Dataset rows about figures:
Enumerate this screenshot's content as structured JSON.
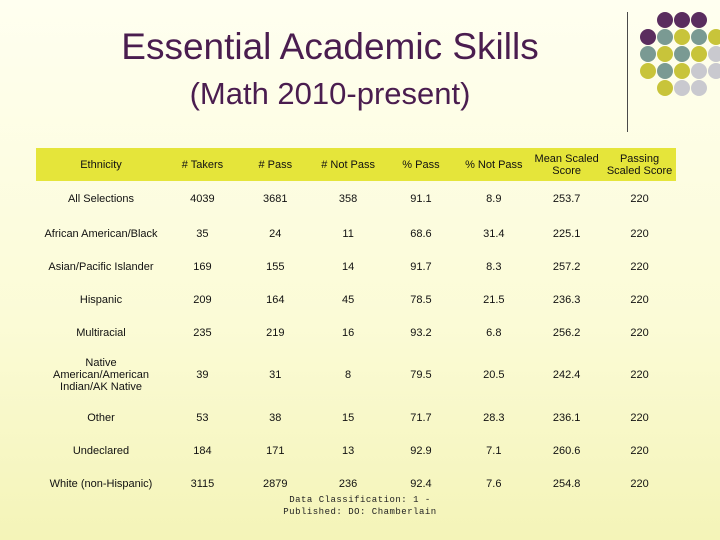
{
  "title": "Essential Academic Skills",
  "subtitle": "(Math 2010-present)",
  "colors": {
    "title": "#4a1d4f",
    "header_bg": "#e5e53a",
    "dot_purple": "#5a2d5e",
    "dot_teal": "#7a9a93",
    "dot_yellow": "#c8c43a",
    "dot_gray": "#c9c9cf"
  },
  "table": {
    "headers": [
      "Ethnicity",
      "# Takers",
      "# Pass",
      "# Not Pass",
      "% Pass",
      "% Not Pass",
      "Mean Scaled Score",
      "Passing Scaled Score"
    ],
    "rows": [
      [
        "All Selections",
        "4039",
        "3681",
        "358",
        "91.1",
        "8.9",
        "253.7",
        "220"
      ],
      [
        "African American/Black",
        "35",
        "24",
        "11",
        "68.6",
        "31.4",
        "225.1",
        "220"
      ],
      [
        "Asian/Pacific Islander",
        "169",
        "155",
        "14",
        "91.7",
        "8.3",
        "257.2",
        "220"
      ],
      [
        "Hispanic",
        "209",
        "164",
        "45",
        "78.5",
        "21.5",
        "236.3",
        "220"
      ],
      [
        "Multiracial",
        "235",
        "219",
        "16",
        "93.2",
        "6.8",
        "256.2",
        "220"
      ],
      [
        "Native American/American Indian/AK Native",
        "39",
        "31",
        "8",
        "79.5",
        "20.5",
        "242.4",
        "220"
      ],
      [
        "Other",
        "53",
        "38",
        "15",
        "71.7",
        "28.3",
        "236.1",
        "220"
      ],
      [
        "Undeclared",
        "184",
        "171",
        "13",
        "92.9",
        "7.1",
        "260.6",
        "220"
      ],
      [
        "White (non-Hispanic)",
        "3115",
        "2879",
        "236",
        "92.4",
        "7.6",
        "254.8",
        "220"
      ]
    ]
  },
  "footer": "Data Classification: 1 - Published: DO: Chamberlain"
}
---
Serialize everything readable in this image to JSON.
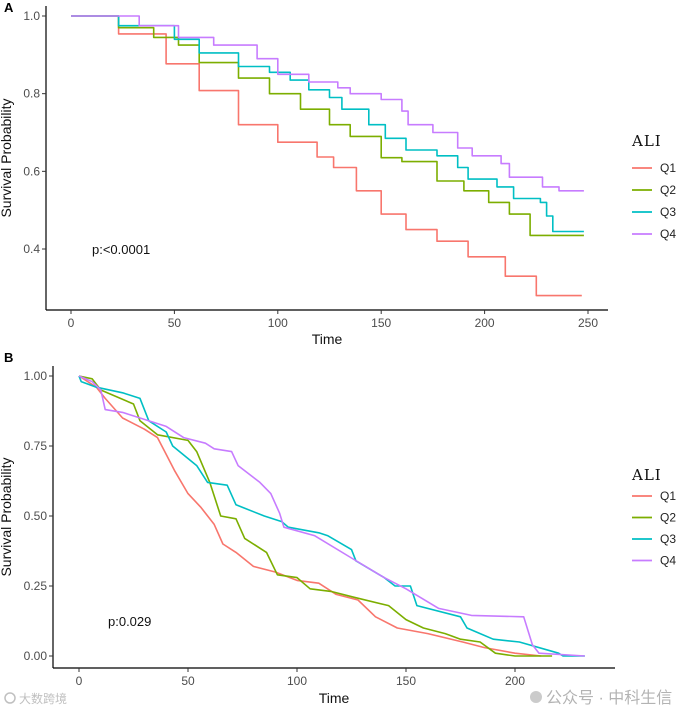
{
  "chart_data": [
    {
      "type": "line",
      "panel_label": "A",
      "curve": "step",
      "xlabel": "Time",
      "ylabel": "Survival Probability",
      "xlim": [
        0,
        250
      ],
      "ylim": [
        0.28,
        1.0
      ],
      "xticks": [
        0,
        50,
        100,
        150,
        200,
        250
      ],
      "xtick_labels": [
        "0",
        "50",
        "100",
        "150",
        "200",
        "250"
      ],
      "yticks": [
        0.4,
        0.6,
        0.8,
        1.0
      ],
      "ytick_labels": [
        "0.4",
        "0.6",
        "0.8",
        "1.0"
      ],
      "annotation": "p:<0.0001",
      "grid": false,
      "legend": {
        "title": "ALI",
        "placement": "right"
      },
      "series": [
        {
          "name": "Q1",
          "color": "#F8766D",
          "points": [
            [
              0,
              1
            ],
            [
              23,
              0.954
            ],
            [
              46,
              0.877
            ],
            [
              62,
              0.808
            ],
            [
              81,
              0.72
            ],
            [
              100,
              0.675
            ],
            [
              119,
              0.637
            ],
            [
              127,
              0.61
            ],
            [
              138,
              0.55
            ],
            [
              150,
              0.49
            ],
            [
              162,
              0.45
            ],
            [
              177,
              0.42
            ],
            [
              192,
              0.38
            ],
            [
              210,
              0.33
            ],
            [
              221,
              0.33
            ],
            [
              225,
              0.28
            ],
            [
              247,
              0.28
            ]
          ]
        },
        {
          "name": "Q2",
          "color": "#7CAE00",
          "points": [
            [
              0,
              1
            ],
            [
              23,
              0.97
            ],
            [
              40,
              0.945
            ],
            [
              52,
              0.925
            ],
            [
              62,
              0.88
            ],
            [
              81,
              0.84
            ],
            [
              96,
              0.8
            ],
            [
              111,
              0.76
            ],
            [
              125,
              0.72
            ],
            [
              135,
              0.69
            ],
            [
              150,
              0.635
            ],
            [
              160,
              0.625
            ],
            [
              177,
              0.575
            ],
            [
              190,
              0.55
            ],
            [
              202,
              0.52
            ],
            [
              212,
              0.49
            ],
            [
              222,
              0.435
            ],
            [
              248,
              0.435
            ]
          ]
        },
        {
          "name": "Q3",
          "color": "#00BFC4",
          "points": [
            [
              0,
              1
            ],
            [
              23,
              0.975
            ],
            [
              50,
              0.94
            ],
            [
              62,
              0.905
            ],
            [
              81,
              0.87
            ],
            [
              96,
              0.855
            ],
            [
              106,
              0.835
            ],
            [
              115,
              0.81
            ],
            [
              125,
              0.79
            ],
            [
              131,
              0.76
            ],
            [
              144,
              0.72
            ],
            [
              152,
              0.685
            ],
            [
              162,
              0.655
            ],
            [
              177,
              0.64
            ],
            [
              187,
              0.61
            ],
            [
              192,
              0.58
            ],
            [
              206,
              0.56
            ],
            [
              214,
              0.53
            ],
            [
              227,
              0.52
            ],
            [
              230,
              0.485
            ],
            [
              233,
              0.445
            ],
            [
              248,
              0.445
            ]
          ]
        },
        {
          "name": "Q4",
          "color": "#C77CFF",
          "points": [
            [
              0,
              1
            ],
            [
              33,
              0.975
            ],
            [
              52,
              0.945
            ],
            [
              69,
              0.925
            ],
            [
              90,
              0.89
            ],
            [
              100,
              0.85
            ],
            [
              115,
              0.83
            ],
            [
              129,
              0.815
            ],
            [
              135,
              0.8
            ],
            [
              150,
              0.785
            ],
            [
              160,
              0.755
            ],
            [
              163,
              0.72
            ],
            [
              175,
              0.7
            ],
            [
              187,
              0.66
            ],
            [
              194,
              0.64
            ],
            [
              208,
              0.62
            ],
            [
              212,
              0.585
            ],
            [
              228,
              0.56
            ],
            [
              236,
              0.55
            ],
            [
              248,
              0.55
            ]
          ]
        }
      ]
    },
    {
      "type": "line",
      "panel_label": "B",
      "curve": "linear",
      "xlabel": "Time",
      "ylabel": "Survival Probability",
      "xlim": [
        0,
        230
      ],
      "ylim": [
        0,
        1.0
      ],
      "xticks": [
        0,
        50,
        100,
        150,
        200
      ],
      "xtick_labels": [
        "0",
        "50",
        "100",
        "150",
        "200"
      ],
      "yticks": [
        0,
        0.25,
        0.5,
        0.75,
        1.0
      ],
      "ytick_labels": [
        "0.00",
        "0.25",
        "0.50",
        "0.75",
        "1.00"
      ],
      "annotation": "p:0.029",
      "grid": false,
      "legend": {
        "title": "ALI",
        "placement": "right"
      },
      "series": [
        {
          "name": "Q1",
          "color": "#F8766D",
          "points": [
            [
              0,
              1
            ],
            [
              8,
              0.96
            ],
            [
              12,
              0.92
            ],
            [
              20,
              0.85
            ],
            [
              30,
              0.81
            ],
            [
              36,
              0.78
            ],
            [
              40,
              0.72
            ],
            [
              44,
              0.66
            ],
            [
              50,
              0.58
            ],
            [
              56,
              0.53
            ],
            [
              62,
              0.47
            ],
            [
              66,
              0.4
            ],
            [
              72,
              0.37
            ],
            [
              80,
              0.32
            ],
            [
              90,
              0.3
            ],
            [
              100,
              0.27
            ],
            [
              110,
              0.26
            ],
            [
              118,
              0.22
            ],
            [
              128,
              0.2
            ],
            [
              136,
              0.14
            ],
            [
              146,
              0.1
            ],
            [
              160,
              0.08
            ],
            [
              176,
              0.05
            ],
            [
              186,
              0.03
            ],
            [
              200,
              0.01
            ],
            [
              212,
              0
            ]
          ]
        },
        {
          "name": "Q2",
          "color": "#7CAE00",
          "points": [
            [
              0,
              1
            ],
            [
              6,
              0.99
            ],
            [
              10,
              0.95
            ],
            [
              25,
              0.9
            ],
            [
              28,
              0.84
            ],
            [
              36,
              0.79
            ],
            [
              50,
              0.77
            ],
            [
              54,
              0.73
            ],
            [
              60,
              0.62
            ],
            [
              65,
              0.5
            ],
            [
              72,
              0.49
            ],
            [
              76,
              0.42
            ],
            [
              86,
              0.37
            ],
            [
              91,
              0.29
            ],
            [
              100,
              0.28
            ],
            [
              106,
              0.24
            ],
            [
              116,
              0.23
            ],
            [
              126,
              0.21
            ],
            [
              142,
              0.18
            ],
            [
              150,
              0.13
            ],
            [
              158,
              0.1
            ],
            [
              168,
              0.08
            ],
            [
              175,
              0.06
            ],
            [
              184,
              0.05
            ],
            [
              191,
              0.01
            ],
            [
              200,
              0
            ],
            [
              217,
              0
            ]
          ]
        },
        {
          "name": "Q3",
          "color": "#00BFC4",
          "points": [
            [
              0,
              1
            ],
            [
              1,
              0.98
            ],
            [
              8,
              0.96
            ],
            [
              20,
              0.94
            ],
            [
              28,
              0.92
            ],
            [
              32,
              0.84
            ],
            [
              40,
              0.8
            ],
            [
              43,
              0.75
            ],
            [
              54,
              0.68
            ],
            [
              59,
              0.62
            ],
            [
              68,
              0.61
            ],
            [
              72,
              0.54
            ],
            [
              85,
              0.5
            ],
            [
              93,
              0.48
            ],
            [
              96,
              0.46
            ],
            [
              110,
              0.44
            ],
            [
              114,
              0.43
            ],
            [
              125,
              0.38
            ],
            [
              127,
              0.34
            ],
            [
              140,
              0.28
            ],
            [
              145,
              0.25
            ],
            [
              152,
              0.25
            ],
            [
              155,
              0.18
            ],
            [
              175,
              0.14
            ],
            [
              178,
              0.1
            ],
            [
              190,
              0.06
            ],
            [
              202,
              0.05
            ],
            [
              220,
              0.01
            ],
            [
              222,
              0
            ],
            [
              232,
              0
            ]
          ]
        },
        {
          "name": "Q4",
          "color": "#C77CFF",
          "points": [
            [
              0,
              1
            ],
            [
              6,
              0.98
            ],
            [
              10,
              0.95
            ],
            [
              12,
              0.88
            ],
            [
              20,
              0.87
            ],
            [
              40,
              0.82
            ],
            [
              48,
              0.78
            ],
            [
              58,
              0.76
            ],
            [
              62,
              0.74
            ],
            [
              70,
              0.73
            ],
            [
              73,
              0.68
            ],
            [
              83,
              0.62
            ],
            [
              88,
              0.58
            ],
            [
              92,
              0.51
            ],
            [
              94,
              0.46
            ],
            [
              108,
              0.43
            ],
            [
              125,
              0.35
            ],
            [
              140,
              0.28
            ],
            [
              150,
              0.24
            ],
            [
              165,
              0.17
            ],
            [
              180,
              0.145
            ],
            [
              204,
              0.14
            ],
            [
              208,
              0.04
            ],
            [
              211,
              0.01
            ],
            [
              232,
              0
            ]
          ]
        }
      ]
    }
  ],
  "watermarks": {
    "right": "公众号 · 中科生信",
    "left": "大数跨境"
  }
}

# Objective
Looking at the data above, show all lines where the word "this" occurs.

# Task output
Enumerate this screenshot's content as structured JSON.
Serialize everything readable in this image to JSON.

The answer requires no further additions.